» INPUT DATA:
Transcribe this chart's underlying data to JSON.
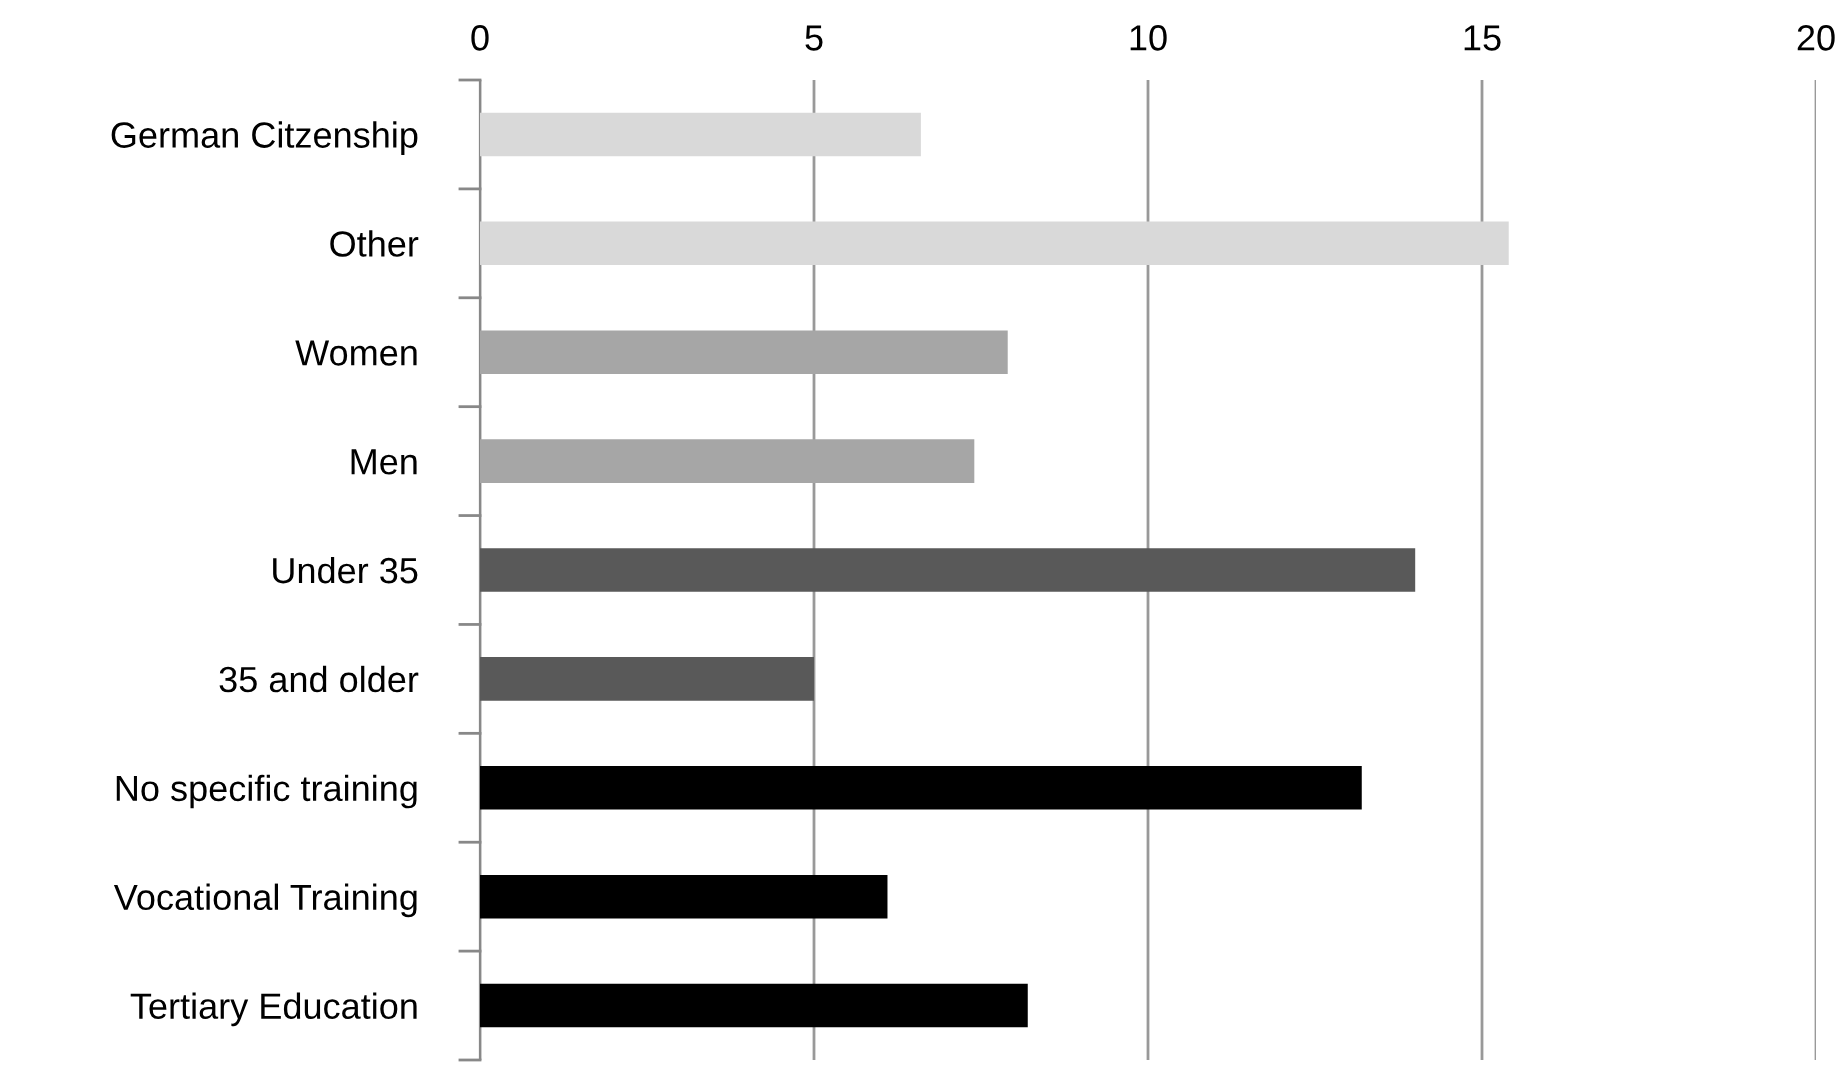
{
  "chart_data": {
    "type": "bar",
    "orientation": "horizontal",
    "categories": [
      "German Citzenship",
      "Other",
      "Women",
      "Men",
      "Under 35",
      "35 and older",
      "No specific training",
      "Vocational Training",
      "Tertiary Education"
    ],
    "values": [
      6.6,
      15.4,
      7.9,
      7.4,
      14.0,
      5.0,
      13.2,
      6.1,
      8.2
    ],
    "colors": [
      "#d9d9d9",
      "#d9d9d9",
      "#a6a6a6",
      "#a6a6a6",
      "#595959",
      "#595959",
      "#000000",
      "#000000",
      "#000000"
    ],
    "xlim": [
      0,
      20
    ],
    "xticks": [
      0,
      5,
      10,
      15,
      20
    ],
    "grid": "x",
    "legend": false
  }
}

» WHAT THE EXERCISE ASKS: Print each record exactly as it stands, leaving the images out.

» ANSWER TO THIS TASK:
Transcribe this chart's underlying data to JSON.
{
  "chart_data": {
    "type": "bar",
    "orientation": "horizontal",
    "categories": [
      "German Citzenship",
      "Other",
      "Women",
      "Men",
      "Under 35",
      "35 and older",
      "No specific training",
      "Vocational Training",
      "Tertiary Education"
    ],
    "values": [
      6.6,
      15.4,
      7.9,
      7.4,
      14.0,
      5.0,
      13.2,
      6.1,
      8.2
    ],
    "colors": [
      "#d9d9d9",
      "#d9d9d9",
      "#a6a6a6",
      "#a6a6a6",
      "#595959",
      "#595959",
      "#000000",
      "#000000",
      "#000000"
    ],
    "xlim": [
      0,
      20
    ],
    "xticks": [
      0,
      5,
      10,
      15,
      20
    ],
    "grid": "x",
    "legend": false
  }
}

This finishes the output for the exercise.